(Dataset items)

---------------

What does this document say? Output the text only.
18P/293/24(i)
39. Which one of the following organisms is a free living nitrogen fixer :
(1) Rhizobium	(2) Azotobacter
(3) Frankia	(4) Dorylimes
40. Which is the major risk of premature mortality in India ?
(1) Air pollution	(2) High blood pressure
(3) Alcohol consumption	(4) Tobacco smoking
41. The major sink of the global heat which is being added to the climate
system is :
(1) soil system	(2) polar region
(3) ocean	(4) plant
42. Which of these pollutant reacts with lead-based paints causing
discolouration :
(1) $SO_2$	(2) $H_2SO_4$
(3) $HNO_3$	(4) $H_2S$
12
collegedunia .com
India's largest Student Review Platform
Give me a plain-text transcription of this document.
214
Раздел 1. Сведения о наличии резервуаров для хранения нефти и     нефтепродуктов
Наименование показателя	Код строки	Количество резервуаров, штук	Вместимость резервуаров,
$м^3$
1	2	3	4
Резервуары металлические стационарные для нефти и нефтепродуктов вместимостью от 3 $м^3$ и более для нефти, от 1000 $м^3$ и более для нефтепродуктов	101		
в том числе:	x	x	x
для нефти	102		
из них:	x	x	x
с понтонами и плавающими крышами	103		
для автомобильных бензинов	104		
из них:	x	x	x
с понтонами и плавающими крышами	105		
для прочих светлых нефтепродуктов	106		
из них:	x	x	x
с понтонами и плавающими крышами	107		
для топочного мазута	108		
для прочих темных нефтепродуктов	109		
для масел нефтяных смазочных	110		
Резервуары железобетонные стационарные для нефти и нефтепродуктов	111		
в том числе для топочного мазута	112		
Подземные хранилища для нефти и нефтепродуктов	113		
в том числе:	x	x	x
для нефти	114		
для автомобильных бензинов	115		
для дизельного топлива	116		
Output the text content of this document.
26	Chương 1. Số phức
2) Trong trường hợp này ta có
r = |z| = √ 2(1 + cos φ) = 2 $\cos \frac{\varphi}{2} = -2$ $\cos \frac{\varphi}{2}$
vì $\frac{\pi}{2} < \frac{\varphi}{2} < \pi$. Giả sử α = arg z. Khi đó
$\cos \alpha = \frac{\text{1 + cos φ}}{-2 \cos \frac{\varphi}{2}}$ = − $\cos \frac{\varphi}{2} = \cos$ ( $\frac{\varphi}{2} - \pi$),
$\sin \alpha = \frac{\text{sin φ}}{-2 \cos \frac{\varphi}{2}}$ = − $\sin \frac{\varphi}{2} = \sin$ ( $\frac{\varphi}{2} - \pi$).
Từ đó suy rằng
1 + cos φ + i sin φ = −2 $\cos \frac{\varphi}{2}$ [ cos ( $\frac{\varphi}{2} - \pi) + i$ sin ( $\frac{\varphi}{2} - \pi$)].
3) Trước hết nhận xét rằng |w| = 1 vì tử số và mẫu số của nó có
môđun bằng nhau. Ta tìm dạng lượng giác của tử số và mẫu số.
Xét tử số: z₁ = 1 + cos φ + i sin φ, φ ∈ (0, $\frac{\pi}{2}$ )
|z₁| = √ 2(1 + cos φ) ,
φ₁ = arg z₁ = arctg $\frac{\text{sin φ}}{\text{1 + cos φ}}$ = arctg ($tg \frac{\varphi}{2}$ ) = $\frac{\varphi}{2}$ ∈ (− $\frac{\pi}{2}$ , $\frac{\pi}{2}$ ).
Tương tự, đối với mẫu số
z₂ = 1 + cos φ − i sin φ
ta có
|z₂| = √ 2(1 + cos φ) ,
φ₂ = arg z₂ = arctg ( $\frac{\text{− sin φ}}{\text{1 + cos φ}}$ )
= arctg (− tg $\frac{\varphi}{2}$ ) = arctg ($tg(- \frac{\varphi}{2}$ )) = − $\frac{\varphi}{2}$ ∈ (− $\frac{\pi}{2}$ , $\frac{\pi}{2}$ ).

---------------

**Brief:** Report only how many lines in the entries contain "this".

**Solved exercise:** 3